> **YOUR GOAL**: Retype each record shown below, leaving every character as it is.
--- START OF EXTRACTED DATA ---
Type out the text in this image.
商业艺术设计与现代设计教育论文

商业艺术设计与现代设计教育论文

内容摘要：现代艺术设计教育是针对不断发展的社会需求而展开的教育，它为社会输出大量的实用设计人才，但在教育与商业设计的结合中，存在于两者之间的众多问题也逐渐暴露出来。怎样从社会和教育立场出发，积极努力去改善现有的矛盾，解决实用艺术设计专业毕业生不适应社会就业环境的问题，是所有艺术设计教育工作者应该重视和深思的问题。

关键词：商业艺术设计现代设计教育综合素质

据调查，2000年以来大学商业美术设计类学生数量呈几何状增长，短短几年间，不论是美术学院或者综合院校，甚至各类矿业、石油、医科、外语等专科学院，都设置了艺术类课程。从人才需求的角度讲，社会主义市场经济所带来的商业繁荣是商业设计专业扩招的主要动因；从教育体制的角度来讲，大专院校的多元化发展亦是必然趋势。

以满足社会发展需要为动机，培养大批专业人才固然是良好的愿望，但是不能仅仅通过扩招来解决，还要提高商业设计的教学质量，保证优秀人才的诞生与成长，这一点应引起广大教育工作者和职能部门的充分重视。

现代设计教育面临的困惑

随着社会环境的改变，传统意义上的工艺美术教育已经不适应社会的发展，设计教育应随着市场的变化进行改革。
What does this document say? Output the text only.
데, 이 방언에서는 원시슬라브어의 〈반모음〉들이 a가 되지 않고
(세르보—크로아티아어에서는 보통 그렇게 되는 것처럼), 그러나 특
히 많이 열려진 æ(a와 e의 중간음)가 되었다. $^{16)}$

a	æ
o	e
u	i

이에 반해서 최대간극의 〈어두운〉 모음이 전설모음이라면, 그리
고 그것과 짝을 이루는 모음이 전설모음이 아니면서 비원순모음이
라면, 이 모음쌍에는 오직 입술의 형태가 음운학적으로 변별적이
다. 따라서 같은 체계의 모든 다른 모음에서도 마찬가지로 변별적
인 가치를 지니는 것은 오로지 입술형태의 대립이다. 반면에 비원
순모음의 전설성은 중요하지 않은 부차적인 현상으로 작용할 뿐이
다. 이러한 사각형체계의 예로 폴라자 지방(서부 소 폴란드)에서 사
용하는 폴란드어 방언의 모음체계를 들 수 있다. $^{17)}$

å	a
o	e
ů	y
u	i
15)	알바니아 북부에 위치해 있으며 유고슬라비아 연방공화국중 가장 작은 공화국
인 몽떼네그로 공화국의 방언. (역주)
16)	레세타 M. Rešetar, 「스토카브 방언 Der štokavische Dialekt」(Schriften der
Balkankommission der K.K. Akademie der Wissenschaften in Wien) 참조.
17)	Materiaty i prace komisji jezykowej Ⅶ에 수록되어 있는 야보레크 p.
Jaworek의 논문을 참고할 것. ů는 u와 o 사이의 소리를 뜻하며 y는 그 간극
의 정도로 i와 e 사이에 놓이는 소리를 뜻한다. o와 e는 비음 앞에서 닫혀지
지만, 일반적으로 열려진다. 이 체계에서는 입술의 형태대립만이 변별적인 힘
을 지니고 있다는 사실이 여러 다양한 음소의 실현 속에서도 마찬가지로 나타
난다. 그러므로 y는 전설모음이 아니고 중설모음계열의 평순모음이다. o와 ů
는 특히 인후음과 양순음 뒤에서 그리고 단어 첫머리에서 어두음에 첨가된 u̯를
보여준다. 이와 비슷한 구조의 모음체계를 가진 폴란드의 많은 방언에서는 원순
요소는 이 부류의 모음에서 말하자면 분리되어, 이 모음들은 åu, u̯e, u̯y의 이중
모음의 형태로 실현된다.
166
--- END OF EXTRACTED DATA ---
> **RESULT OF THIS TASK**:
Type out the text in this image.
商业艺术设计与现代设计教育论文

商业艺术设计与现代设计教育论文

内容摘要：现代艺术设计教育是针对不断发展的社会需求而展开的教育，它为社会输出大量的实用设计人才，但在教育与商业设计的结合中，存在于两者之间的众多问题也逐渐暴露出来。怎样从社会和教育立场出发，积极努力去改善现有的矛盾，解决实用艺术设计专业毕业生不适应社会就业环境的问题，是所有艺术设计教育工作者应该重视和深思的问题。

关键词：商业艺术设计现代设计教育综合素质

据调查，2000年以来大学商业美术设计类学生数量呈几何状增长，短短几年间，不论是美术学院或者综合院校，甚至各类矿业、石油、医科、外语等专科学院，都设置了艺术类课程。从人才需求的角度讲，社会主义市场经济所带来的商业繁荣是商业设计专业扩招的主要动因；从教育体制的角度来讲，大专院校的多元化发展亦是必然趋势。

以满足社会发展需要为动机，培养大批专业人才固然是良好的愿望，但是不能仅仅通过扩招来解决，还要提高商业设计的教学质量，保证优秀人才的诞生与成长，这一点应引起广大教育工作者和职能部门的充分重视。

现代设计教育面临的困惑

随着社会环境的改变，传统意义上的工艺美术教育已经不适应社会的发展，设计教育应随着市场的变化进行改革。
What does this document say? Output the text only.
데, 이 방언에서는 원시슬라브어의 〈반모음〉들이 a가 되지 않고
(세르보—크로아티아어에서는 보통 그렇게 되는 것처럼), 그러나 특
히 많이 열려진 æ(a와 e의 중간음)가 되었다. $^{16)}$

a	æ
o	e
u	i

이에 반해서 최대간극의 〈어두운〉 모음이 전설모음이라면, 그리
고 그것과 짝을 이루는 모음이 전설모음이 아니면서 비원순모음이
라면, 이 모음쌍에는 오직 입술의 형태가 음운학적으로 변별적이
다. 따라서 같은 체계의 모든 다른 모음에서도 마찬가지로 변별적
인 가치를 지니는 것은 오로지 입술형태의 대립이다. 반면에 비원
순모음의 전설성은 중요하지 않은 부차적인 현상으로 작용할 뿐이
다. 이러한 사각형체계의 예로 폴라자 지방(서부 소 폴란드)에서 사
용하는 폴란드어 방언의 모음체계를 들 수 있다. $^{17)}$

å	a
o	e
ů	y
u	i
15)	알바니아 북부에 위치해 있으며 유고슬라비아 연방공화국중 가장 작은 공화국
인 몽떼네그로 공화국의 방언. (역주)
16)	레세타 M. Rešetar, 「스토카브 방언 Der štokavische Dialekt」(Schriften der
Balkankommission der K.K. Akademie der Wissenschaften in Wien) 참조.
17)	Materiaty i prace komisji jezykowej Ⅶ에 수록되어 있는 야보레크 p.
Jaworek의 논문을 참고할 것. ů는 u와 o 사이의 소리를 뜻하며 y는 그 간극
의 정도로 i와 e 사이에 놓이는 소리를 뜻한다. o와 e는 비음 앞에서 닫혀지
지만, 일반적으로 열려진다. 이 체계에서는 입술의 형태대립만이 변별적인 힘
을 지니고 있다는 사실이 여러 다양한 음소의 실현 속에서도 마찬가지로 나타
난다. 그러므로 y는 전설모음이 아니고 중설모음계열의 평순모음이다. o와 ů
는 특히 인후음과 양순음 뒤에서 그리고 단어 첫머리에서 어두음에 첨가된 u̯를
보여준다. 이와 비슷한 구조의 모음체계를 가진 폴란드의 많은 방언에서는 원순
요소는 이 부류의 모음에서 말하자면 분리되어, 이 모음들은 åu, u̯e, u̯y의 이중
모음의 형태로 실현된다.
166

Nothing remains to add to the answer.